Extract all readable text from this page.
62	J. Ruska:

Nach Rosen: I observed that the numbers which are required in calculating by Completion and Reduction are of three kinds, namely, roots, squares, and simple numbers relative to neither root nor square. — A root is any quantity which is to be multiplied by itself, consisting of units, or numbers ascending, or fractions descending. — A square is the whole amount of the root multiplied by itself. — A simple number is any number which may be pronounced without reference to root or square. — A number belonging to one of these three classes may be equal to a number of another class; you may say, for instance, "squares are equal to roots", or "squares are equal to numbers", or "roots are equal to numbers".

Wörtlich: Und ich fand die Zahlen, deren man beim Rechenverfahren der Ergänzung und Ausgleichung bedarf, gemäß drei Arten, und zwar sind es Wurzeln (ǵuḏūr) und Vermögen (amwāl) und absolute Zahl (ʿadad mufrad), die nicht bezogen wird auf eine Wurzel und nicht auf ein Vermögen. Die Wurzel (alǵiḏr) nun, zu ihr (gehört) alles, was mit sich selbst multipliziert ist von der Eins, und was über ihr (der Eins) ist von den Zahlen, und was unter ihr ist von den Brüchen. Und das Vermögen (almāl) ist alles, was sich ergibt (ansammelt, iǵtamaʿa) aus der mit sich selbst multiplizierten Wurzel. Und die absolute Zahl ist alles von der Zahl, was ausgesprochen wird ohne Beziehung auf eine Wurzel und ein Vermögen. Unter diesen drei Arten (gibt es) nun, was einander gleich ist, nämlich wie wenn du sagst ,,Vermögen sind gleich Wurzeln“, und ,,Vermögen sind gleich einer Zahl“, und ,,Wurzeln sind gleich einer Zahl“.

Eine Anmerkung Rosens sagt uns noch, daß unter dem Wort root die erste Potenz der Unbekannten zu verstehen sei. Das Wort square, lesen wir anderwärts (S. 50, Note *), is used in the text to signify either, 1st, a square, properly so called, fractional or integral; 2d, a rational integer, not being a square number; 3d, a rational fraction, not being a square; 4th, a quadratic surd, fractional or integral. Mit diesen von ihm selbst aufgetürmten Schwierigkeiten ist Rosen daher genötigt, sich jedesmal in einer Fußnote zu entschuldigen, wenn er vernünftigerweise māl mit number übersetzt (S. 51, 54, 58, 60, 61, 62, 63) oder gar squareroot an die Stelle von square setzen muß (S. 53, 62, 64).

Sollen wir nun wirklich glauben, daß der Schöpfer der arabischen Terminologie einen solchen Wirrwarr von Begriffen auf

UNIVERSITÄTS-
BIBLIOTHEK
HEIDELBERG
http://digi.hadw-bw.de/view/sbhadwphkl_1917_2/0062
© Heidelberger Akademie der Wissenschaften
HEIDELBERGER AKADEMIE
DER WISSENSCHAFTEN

────────────────────────────────────────

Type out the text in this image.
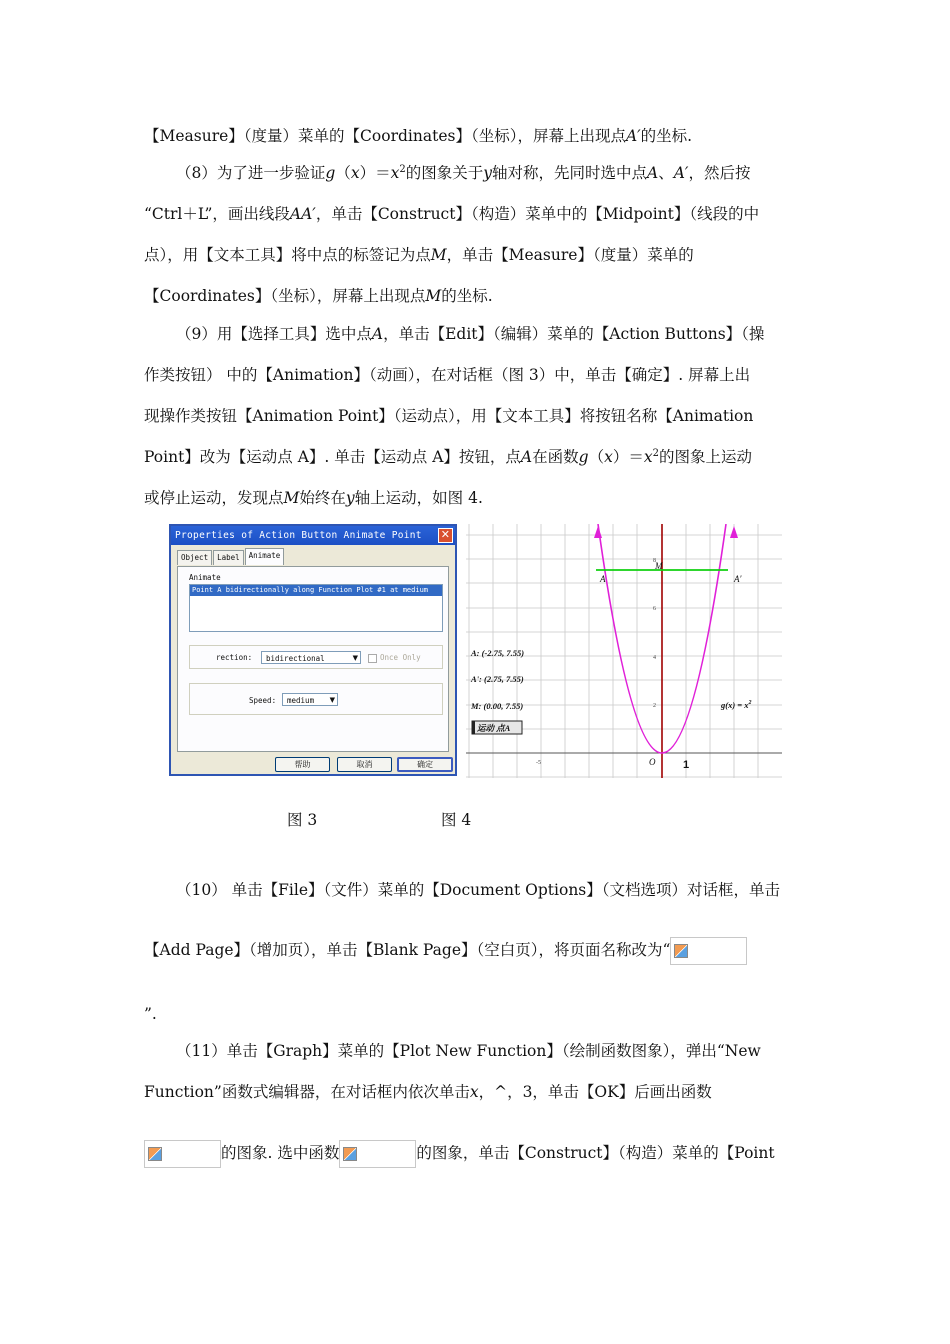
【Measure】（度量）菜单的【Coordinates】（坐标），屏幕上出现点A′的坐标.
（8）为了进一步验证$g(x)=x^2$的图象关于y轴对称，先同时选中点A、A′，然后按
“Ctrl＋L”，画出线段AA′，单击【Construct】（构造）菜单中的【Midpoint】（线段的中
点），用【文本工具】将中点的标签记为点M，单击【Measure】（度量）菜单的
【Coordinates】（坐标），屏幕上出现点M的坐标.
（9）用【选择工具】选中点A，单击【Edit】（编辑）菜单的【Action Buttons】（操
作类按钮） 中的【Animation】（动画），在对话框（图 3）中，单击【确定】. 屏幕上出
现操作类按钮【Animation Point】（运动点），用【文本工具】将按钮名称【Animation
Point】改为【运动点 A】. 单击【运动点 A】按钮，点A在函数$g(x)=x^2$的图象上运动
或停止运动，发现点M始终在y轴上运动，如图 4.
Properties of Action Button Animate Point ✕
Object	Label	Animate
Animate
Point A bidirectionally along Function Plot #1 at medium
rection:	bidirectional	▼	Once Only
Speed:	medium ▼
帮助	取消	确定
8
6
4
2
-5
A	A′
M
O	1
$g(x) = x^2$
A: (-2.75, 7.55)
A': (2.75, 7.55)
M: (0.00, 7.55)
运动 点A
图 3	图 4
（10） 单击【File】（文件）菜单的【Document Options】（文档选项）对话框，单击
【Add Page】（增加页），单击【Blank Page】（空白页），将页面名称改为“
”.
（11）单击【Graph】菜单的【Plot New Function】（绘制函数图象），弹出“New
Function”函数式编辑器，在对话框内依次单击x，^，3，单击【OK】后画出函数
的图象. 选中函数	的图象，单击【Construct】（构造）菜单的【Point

────────────────────────────────────────

What needs to be done: State how many lines in the records above contain the word "this", giving only the number.

The response: 2